Omit the images. Copy each entry word for word.
********
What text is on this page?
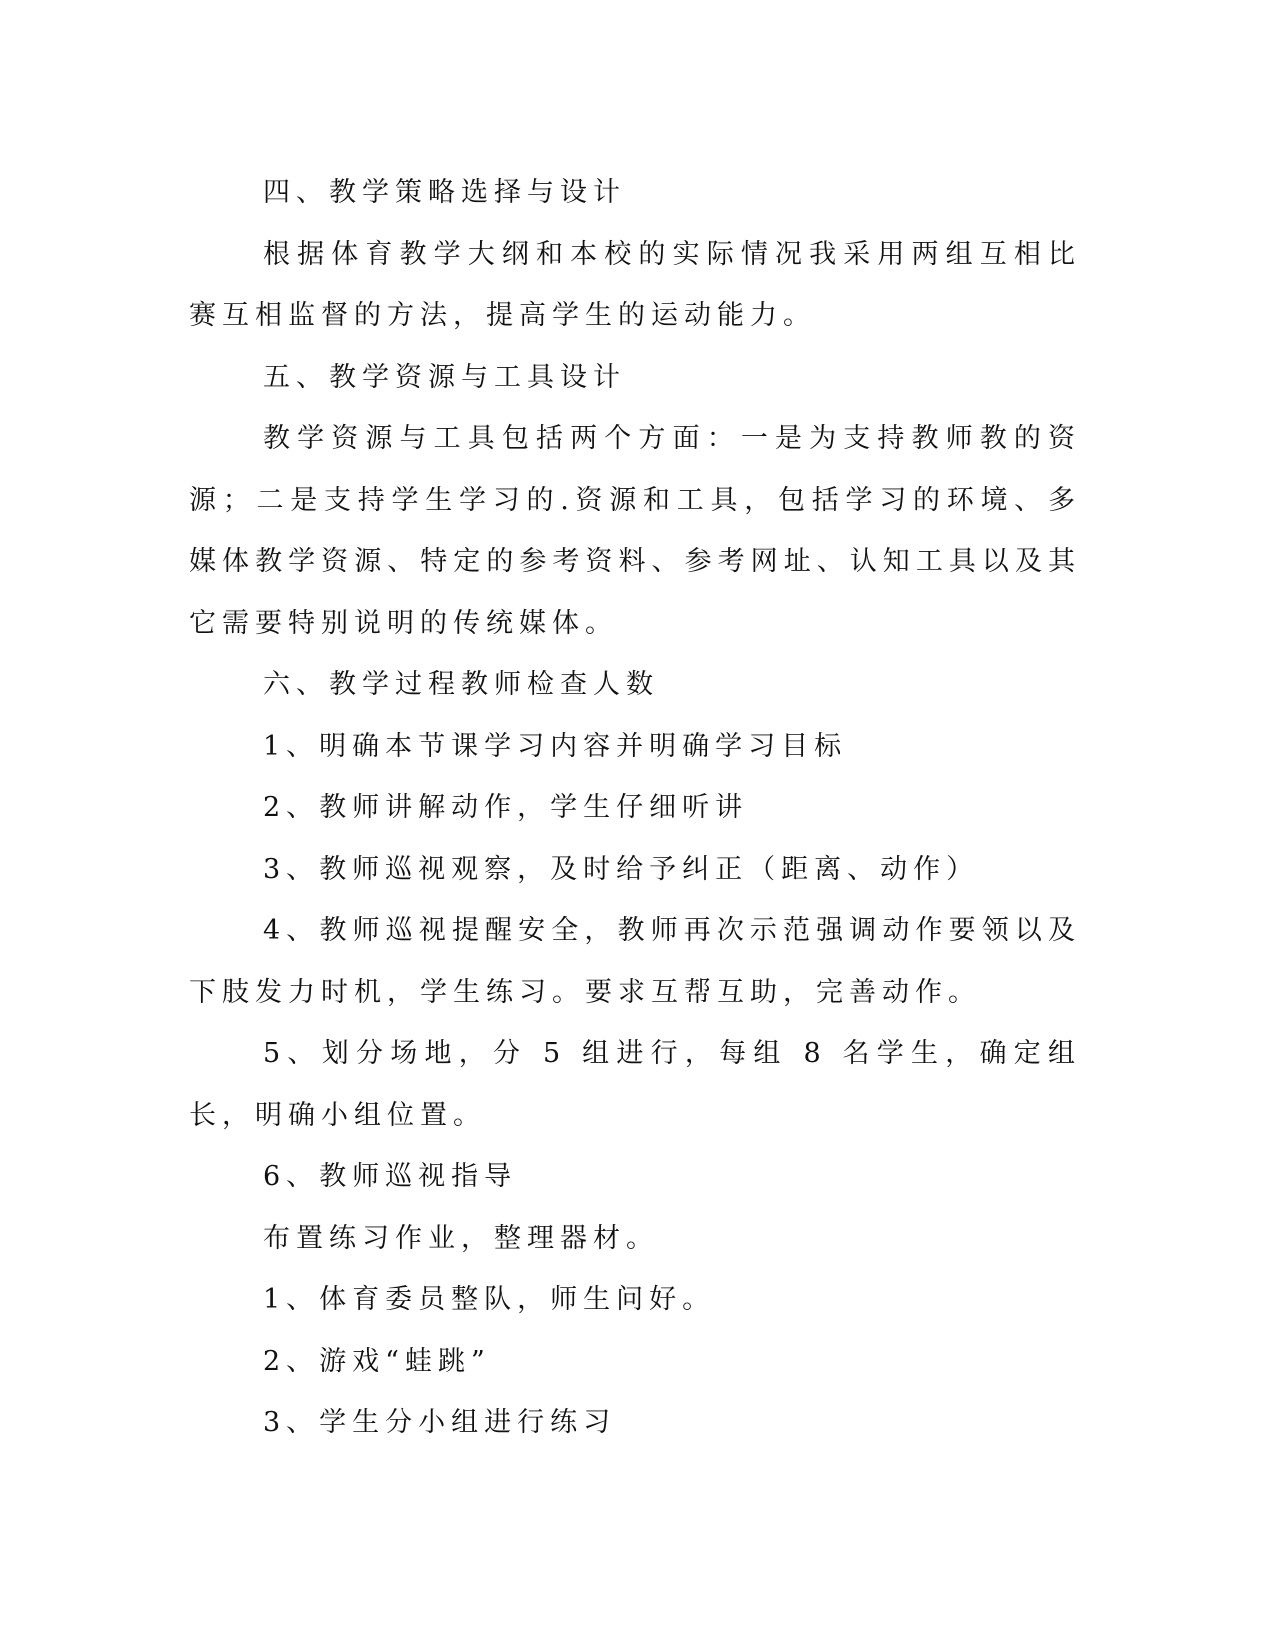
四、教学策略选择与设计

根据体育教学大纲和本校的实际情况我采用两组互相比赛互相监督的方法，提高学生的运动能力。

五、教学资源与工具设计

教学资源与工具包括两个方面：一是为支持教师教的资源；二是支持学生学习的.资源和工具，包括学习的环境、多媒体教学资源、特定的参考资料、参考网址、认知工具以及其它需要特别说明的传统媒体。

六、教学过程教师检查人数

1、明确本节课学习内容并明确学习目标

2、教师讲解动作，学生仔细听讲

3、教师巡视观察，及时给予纠正（距离、动作）

4、教师巡视提醒安全，教师再次示范强调动作要领以及下肢发力时机，学生练习。要求互帮互助，完善动作。

5、划分场地，分 5 组进行，每组 8 名学生，确定组长，明确小组位置。

6、教师巡视指导

布置练习作业，整理器材。

1、体育委员整队，师生问好。

2、游戏“蛙跳”

3、学生分小组进行练习
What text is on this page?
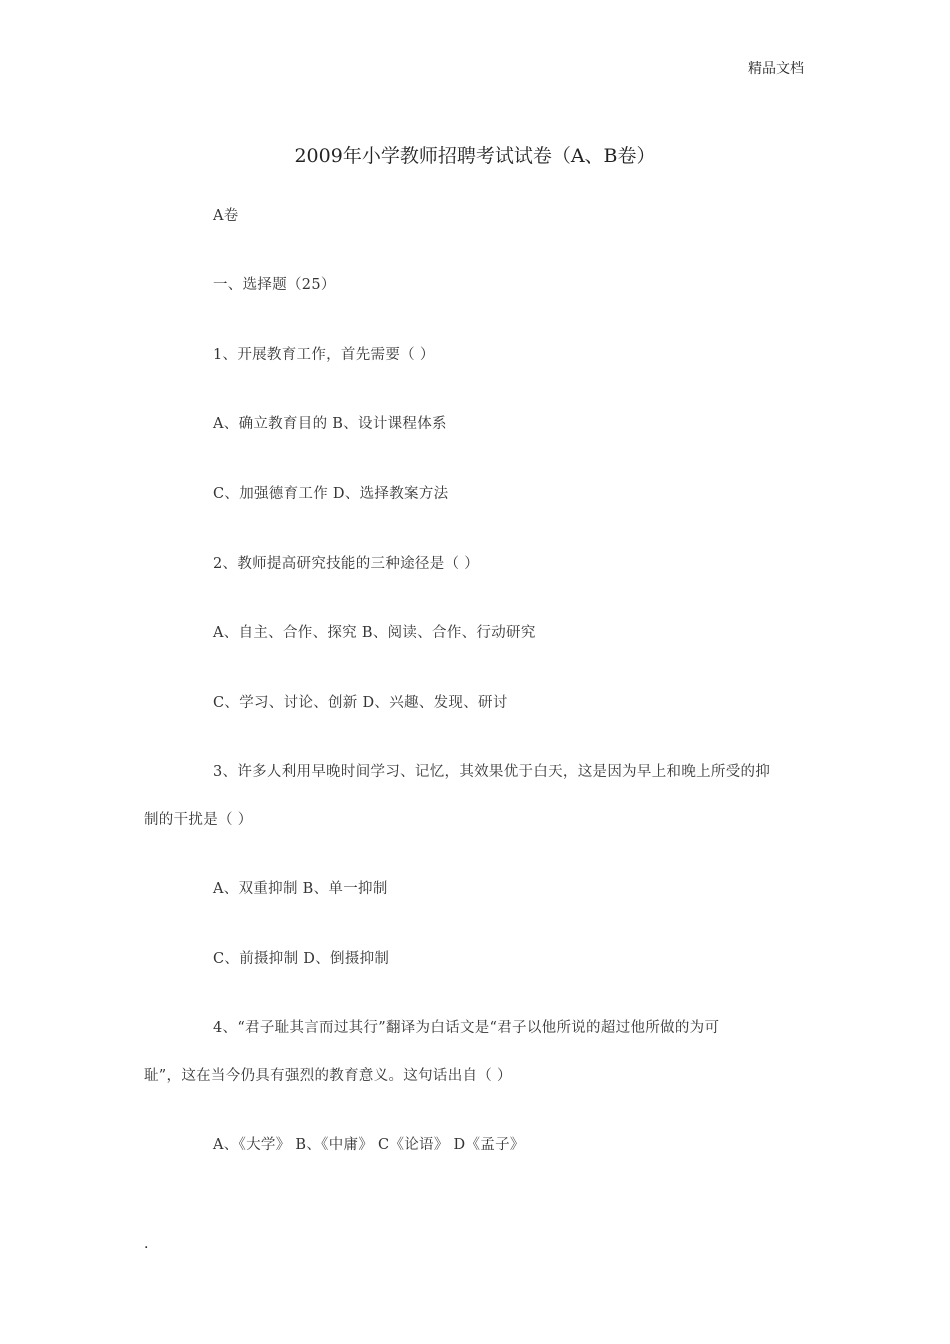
精品文档
2009年小学教师招聘考试试卷（A、B卷）
A卷
一、选择题（25）
1、开展教育工作，首先需要（ ）
A、确立教育目的 B、设计课程体系
C、加强德育工作 D、选择教案方法
2、教师提高研究技能的三种途径是（ ）
A、自主、合作、探究 B、阅读、合作、行动研究
C、学习、讨论、创新 D、兴趣、发现、研讨
3、许多人利用早晚时间学习、记忆，其效果优于白天，这是因为早上和晚上所受的抑
制的干扰是（ ）
A、双重抑制 B、单一抑制
C、前摄抑制 D、倒摄抑制
4、“君子耻其言而过其行”翻译为白话文是“君子以他所说的超过他所做的为可
耻”，这在当今仍具有强烈的教育意义。这句话出自（ ）
A、《大学》 B、《中庸》 C《论语》 D《孟子》
.
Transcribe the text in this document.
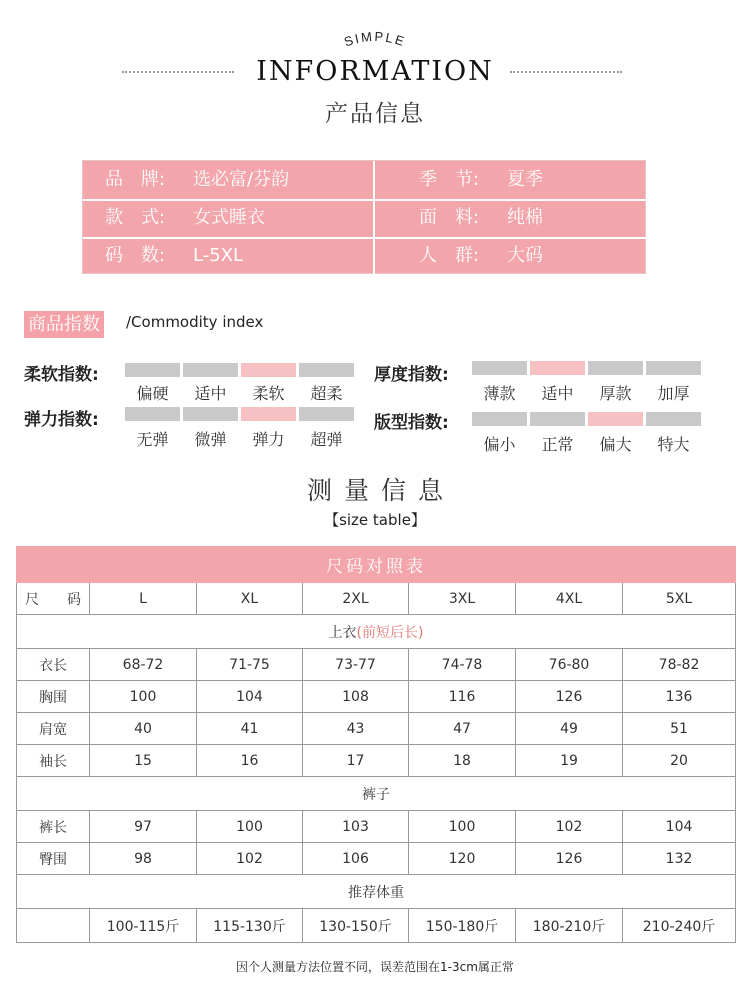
SIMPLE
INFORMATION
产品信息
品　牌: 选必富/芬韵	季　节: 夏季
款　式: 女式睡衣	面　料: 纯棉
码　数: L-5XL	人　群: 大码
商品指数 /Commodity index
柔软指数:
偏硬	适中	柔软	超柔
厚度指数:
薄款	适中	厚款	加厚
弹力指数:
无弹	微弹	弹力	超弹
版型指数:
偏小	正常	偏大	特大
测量信息
【size table】
尺码对照表						
尺　　码	L	XL	2XL	3XL	4XL	5XL
上衣(前短后长)						
衣长	68-72	71-75	73-77	74-78	76-80	78-82
胸围	100	104	108	116	126	136
肩宽	40	41	43	47	49	51
袖长	15	16	17	18	19	20
裤子						
裤长	97	100	103	100	102	104
臀围	98	102	106	120	126	132
推荐体重						
	100-115斤	115-130斤	130-150斤	150-180斤	180-210斤	210-240斤
因个人测量方法位置不同，误差范围在1-3cm属正常
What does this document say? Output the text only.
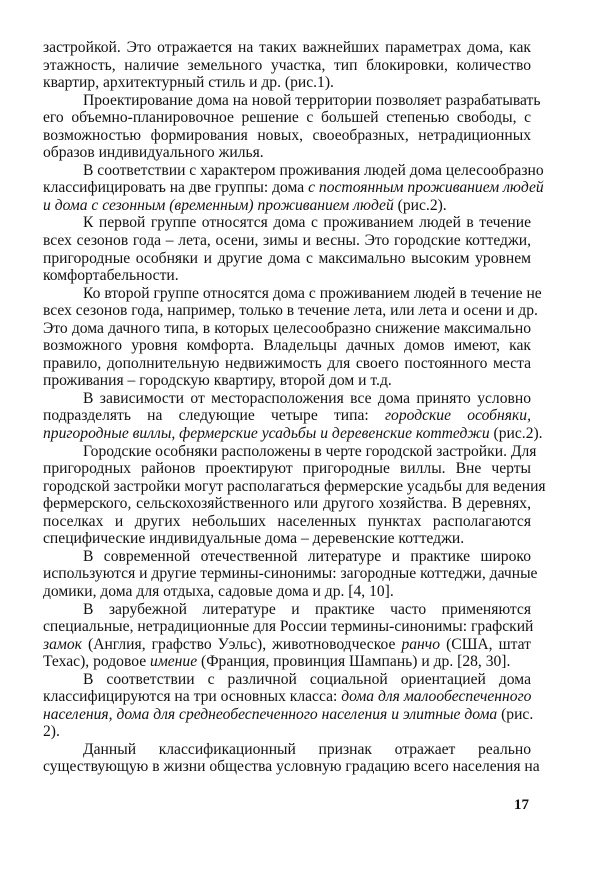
застройкой. Это отражается на таких важнейших параметрах дома, как
этажность, наличие земельного участка, тип блокировки, количество
квартир, архитектурный стиль и др. (рис.1).
Проектирование дома на новой территории позволяет разрабатывать
его объемно-планировочное решение с большей степенью свободы, с
возможностью формирования новых, своеобразных, нетрадиционных
образов индивидуального жилья.
В соответствии с характером проживания людей дома целесообразно
классифицировать на две группы: дома с постоянным проживанием людей
и дома с сезонным (временным) проживанием людей (рис.2).
К первой группе относятся дома с проживанием людей в течение
всех сезонов года – лета, осени, зимы и весны. Это городские коттеджи,
пригородные особняки и другие дома с максимально высоким уровнем
комфортабельности.
Ко второй группе относятся дома с проживанием людей в течение не
всех сезонов года, например, только в течение лета, или лета и осени и др.
Это дома дачного типа, в которых целесообразно снижение максимально
возможного уровня комфорта. Владельцы дачных домов имеют, как
правило, дополнительную недвижимость для своего постоянного места
проживания – городскую квартиру, второй дом и т.д.
В зависимости от месторасположения все дома принято условно
подразделять на следующие четыре типа: городские особняки,
пригородные виллы, фермерские усадьбы и деревенские коттеджи (рис.2).
Городские особняки расположены в черте городской застройки. Для
пригородных районов проектируют пригородные виллы. Вне черты
городской застройки могут располагаться фермерские усадьбы для ведения
фермерского, сельскохозяйственного или другого хозяйства. В деревнях,
поселках и других небольших населенных пунктах располагаются
специфические индивидуальные дома – деревенские коттеджи.
В современной отечественной литературе и практике широко
используются и другие термины-синонимы: загородные коттеджи, дачные
домики, дома для отдыха, садовые дома и др. [4, 10].
В зарубежной литературе и практике часто применяются
специальные, нетрадиционные для России термины-синонимы: графский
замок (Англия, графство Уэльс), животноводческое ранчо (США, штат
Техас), родовое имение (Франция, провинция Шампань) и др. [28, 30].
В соответствии с различной социальной ориентацией дома
классифицируются на три основных класса: дома для малообеспеченного
населения, дома для среднеобеспеченного населения и элитные дома (рис.
2).
Данный классификационный признак отражает реально
существующую в жизни общества условную градацию всего населения на
17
********
**Output below**
What text is on this page?
四、教学策略选择与设计

根据体育教学大纲和本校的实际情况我采用两组互相比赛互相监督的方法，提高学生的运动能力。

五、教学资源与工具设计

教学资源与工具包括两个方面：一是为支持教师教的资源；二是支持学生学习的.资源和工具，包括学习的环境、多媒体教学资源、特定的参考资料、参考网址、认知工具以及其它需要特别说明的传统媒体。

六、教学过程教师检查人数

1、明确本节课学习内容并明确学习目标

2、教师讲解动作，学生仔细听讲

3、教师巡视观察，及时给予纠正（距离、动作）

4、教师巡视提醒安全，教师再次示范强调动作要领以及下肢发力时机，学生练习。要求互帮互助，完善动作。

5、划分场地，分 5 组进行，每组 8 名学生，确定组长，明确小组位置。

6、教师巡视指导

布置练习作业，整理器材。

1、体育委员整队，师生问好。

2、游戏“蛙跳”

3、学生分小组进行练习
What text is on this page?
精品文档
2009年小学教师招聘考试试卷（A、B卷）
A卷
一、选择题（25）
1、开展教育工作，首先需要（ ）
A、确立教育目的 B、设计课程体系
C、加强德育工作 D、选择教案方法
2、教师提高研究技能的三种途径是（ ）
A、自主、合作、探究 B、阅读、合作、行动研究
C、学习、讨论、创新 D、兴趣、发现、研讨
3、许多人利用早晚时间学习、记忆，其效果优于白天，这是因为早上和晚上所受的抑
制的干扰是（ ）
A、双重抑制 B、单一抑制
C、前摄抑制 D、倒摄抑制
4、“君子耻其言而过其行”翻译为白话文是“君子以他所说的超过他所做的为可
耻”，这在当今仍具有强烈的教育意义。这句话出自（ ）
A、《大学》 B、《中庸》 C《论语》 D《孟子》
.
Transcribe the text in this document.
SIMPLE
INFORMATION
产品信息
品　牌: 选必富/芬韵	季　节: 夏季
款　式: 女式睡衣	面　料: 纯棉
码　数: L-5XL	人　群: 大码
商品指数 /Commodity index
柔软指数:
偏硬	适中	柔软	超柔
厚度指数:
薄款	适中	厚款	加厚
弹力指数:
无弹	微弹	弹力	超弹
版型指数:
偏小	正常	偏大	特大
测量信息
【size table】
尺码对照表						
尺　　码	L	XL	2XL	3XL	4XL	5XL
上衣(前短后长)						
衣长	68-72	71-75	73-77	74-78	76-80	78-82
胸围	100	104	108	116	126	136
肩宽	40	41	43	47	49	51
袖长	15	16	17	18	19	20
裤子						
裤长	97	100	103	100	102	104
臀围	98	102	106	120	126	132
推荐体重						
	100-115斤	115-130斤	130-150斤	150-180斤	180-210斤	210-240斤
因个人测量方法位置不同，误差范围在1-3cm属正常
What does this document say? Output the text only.
застройкой. Это отражается на таких важнейших параметрах дома, как
этажность, наличие земельного участка, тип блокировки, количество
квартир, архитектурный стиль и др. (рис.1).
Проектирование дома на новой территории позволяет разрабатывать
его объемно-планировочное решение с большей степенью свободы, с
возможностью формирования новых, своеобразных, нетрадиционных
образов индивидуального жилья.
В соответствии с характером проживания людей дома целесообразно
классифицировать на две группы: дома с постоянным проживанием людей
и дома с сезонным (временным) проживанием людей (рис.2).
К первой группе относятся дома с проживанием людей в течение
всех сезонов года – лета, осени, зимы и весны. Это городские коттеджи,
пригородные особняки и другие дома с максимально высоким уровнем
комфортабельности.
Ко второй группе относятся дома с проживанием людей в течение не
всех сезонов года, например, только в течение лета, или лета и осени и др.
Это дома дачного типа, в которых целесообразно снижение максимально
возможного уровня комфорта. Владельцы дачных домов имеют, как
правило, дополнительную недвижимость для своего постоянного места
проживания – городскую квартиру, второй дом и т.д.
В зависимости от месторасположения все дома принято условно
подразделять на следующие четыре типа: городские особняки,
пригородные виллы, фермерские усадьбы и деревенские коттеджи (рис.2).
Городские особняки расположены в черте городской застройки. Для
пригородных районов проектируют пригородные виллы. Вне черты
городской застройки могут располагаться фермерские усадьбы для ведения
фермерского, сельскохозяйственного или другого хозяйства. В деревнях,
поселках и других небольших населенных пунктах располагаются
специфические индивидуальные дома – деревенские коттеджи.
В современной отечественной литературе и практике широко
используются и другие термины-синонимы: загородные коттеджи, дачные
домики, дома для отдыха, садовые дома и др. [4, 10].
В зарубежной литературе и практике часто применяются
специальные, нетрадиционные для России термины-синонимы: графский
замок (Англия, графство Уэльс), животноводческое ранчо (США, штат
Техас), родовое имение (Франция, провинция Шампань) и др. [28, 30].
В соответствии с различной социальной ориентацией дома
классифицируются на три основных класса: дома для малообеспеченного
населения, дома для среднеобеспеченного населения и элитные дома (рис.
2).
Данный классификационный признак отражает реально
существующую в жизни общества условную градацию всего населения на
17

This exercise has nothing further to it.